THE DATA:
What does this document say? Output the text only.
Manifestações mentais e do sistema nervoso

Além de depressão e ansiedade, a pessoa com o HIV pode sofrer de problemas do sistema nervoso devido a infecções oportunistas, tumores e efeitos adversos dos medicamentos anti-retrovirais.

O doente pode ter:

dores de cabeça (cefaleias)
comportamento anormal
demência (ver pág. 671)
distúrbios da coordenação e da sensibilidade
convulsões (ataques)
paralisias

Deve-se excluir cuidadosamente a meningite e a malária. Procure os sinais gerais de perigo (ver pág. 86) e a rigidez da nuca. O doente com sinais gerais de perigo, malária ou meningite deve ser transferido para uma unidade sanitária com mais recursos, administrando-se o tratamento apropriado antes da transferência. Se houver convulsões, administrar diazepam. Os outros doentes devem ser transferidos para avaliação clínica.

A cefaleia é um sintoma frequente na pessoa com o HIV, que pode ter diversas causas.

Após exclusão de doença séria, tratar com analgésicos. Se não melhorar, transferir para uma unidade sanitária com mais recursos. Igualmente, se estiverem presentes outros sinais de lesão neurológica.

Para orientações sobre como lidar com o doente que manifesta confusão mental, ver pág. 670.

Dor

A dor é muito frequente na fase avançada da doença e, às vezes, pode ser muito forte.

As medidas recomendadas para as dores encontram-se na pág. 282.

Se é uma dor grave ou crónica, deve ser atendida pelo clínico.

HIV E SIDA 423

EXERCISE:
Would you return all of the data exactly as it stands above?

EXPECTED OUTPUT:
What does this document say? Output the text only.
Manifestações mentais e do sistema nervoso

Além de depressão e ansiedade, a pessoa com o HIV pode sofrer de problemas do sistema nervoso devido a infecções oportunistas, tumores e efeitos adversos dos medicamentos anti-retrovirais.

O doente pode ter:

dores de cabeça (cefaleias)
comportamento anormal
demência (ver pág. 671)
distúrbios da coordenação e da sensibilidade
convulsões (ataques)
paralisias

Deve-se excluir cuidadosamente a meningite e a malária. Procure os sinais gerais de perigo (ver pág. 86) e a rigidez da nuca. O doente com sinais gerais de perigo, malária ou meningite deve ser transferido para uma unidade sanitária com mais recursos, administrando-se o tratamento apropriado antes da transferência. Se houver convulsões, administrar diazepam. Os outros doentes devem ser transferidos para avaliação clínica.

A cefaleia é um sintoma frequente na pessoa com o HIV, que pode ter diversas causas.

Após exclusão de doença séria, tratar com analgésicos. Se não melhorar, transferir para uma unidade sanitária com mais recursos. Igualmente, se estiverem presentes outros sinais de lesão neurológica.

Para orientações sobre como lidar com o doente que manifesta confusão mental, ver pág. 670.

Dor

A dor é muito frequente na fase avançada da doença e, às vezes, pode ser muito forte.

As medidas recomendadas para as dores encontram-se na pág. 282.

Se é uma dor grave ou crónica, deve ser atendida pelo clínico.

HIV E SIDA 423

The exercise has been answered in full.